SET PROBLEM ▸ Repeat exactly the lines from the line containing "Output the text content of this document." through the last line of the records below, inclusive, and nothing else.

[Rows from a dataset]
• • • • • • •

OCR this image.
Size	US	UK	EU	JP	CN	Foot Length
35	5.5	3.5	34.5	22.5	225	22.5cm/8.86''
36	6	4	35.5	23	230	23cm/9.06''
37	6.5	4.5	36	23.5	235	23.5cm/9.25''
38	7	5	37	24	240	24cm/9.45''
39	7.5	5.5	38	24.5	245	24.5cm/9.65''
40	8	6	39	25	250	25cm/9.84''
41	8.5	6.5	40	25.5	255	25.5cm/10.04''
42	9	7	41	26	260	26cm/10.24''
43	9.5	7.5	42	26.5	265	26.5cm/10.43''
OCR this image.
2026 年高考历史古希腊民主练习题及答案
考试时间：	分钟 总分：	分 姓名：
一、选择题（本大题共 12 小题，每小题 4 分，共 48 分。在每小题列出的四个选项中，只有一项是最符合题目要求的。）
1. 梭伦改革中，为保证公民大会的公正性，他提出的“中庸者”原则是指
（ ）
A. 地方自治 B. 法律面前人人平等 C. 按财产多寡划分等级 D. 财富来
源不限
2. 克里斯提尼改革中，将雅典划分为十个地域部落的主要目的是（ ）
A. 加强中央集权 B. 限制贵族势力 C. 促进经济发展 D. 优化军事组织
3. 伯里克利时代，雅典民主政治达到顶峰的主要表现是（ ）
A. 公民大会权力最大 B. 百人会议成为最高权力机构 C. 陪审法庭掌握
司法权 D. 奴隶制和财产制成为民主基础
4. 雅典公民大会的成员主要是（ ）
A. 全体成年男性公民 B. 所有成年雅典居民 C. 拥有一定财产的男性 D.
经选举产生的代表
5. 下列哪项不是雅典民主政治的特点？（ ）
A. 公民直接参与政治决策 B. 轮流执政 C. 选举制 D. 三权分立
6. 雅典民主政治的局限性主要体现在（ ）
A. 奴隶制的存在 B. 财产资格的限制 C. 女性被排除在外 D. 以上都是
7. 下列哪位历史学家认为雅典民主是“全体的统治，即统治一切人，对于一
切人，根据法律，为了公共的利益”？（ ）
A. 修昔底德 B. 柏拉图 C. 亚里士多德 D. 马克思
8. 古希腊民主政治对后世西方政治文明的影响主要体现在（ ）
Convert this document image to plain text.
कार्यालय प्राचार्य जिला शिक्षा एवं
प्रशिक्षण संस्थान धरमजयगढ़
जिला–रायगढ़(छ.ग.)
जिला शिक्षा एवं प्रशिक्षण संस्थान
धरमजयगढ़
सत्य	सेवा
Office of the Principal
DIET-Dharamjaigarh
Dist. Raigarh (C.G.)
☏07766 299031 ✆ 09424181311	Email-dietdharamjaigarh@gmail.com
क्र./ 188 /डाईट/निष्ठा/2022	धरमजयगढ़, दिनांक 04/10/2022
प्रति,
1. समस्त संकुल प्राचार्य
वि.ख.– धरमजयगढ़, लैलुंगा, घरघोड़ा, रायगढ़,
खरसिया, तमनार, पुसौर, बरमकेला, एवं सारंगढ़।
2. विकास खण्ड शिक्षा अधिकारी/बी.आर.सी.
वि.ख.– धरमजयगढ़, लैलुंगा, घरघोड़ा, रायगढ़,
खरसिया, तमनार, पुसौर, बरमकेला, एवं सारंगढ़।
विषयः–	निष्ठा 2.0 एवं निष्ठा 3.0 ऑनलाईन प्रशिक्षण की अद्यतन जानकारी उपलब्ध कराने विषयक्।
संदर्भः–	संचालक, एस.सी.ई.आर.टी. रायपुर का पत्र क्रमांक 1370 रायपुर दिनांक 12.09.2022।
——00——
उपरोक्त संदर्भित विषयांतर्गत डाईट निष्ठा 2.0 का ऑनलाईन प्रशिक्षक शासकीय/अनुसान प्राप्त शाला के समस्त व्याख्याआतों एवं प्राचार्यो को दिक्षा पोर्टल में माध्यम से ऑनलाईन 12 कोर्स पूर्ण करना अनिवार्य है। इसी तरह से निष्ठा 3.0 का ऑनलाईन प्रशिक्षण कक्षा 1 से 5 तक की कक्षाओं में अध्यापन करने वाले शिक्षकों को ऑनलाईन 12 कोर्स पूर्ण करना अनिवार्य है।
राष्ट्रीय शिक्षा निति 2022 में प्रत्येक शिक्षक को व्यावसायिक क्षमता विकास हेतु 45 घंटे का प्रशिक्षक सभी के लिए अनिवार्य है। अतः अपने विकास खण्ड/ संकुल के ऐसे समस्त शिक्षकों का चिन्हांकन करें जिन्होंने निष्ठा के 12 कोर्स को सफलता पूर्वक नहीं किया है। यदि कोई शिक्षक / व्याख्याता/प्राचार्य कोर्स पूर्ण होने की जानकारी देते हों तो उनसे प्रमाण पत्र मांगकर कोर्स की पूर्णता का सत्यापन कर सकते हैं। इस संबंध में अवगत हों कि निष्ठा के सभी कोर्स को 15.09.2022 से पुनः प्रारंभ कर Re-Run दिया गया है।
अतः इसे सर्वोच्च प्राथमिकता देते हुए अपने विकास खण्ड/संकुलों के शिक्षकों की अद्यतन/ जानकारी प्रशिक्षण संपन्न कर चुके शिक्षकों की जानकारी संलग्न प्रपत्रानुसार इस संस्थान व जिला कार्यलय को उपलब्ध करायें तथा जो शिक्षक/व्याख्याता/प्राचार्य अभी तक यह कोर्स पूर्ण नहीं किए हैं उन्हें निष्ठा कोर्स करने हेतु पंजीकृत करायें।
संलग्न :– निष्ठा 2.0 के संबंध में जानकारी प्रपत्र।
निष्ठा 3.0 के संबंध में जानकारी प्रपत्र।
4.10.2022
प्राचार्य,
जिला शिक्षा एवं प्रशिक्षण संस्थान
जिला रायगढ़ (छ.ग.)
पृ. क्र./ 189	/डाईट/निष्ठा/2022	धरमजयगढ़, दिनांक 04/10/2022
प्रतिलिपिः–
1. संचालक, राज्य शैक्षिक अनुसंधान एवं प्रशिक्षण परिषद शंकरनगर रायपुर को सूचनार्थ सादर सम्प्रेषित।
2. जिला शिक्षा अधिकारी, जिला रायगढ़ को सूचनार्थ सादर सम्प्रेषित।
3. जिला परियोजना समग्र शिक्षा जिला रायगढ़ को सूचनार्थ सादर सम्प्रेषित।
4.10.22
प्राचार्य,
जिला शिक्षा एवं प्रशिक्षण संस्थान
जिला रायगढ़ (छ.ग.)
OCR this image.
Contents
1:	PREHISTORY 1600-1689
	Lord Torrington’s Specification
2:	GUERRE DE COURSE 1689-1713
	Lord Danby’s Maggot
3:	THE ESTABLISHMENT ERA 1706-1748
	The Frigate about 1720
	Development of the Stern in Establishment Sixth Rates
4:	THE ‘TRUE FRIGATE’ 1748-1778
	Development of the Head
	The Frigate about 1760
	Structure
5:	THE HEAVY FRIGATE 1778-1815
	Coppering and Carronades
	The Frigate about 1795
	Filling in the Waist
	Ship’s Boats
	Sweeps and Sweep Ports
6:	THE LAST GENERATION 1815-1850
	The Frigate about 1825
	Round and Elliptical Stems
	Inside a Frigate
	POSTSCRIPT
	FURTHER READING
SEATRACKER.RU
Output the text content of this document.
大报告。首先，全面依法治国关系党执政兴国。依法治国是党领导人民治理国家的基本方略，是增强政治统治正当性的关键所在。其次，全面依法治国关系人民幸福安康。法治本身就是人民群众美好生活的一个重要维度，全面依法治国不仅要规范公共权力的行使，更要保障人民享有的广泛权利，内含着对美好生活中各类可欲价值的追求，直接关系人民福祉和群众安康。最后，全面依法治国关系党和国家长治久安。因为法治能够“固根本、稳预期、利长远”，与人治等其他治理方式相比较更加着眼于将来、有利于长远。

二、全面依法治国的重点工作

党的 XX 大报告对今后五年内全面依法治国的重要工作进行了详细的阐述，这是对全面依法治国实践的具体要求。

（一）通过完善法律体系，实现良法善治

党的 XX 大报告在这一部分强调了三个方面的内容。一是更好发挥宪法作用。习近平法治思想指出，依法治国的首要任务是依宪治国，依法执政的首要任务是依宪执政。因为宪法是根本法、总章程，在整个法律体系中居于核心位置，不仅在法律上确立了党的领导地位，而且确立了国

• • • • • • •

WRITTEN ANSWER ▸
Output the text content of this document.
大报告。首先，全面依法治国关系党执政兴国。依法治国是党领导人民治理国家的基本方略，是增强政治统治正当性的关键所在。其次，全面依法治国关系人民幸福安康。法治本身就是人民群众美好生活的一个重要维度，全面依法治国不仅要规范公共权力的行使，更要保障人民享有的广泛权利，内含着对美好生活中各类可欲价值的追求，直接关系人民福祉和群众安康。最后，全面依法治国关系党和国家长治久安。因为法治能够“固根本、稳预期、利长远”，与人治等其他治理方式相比较更加着眼于将来、有利于长远。

二、全面依法治国的重点工作

党的 XX 大报告对今后五年内全面依法治国的重要工作进行了详细的阐述，这是对全面依法治国实践的具体要求。

（一）通过完善法律体系，实现良法善治

党的 XX 大报告在这一部分强调了三个方面的内容。一是更好发挥宪法作用。习近平法治思想指出，依法治国的首要任务是依宪治国，依法执政的首要任务是依宪执政。因为宪法是根本法、总章程，在整个法律体系中居于核心位置，不仅在法律上确立了党的领导地位，而且确立了国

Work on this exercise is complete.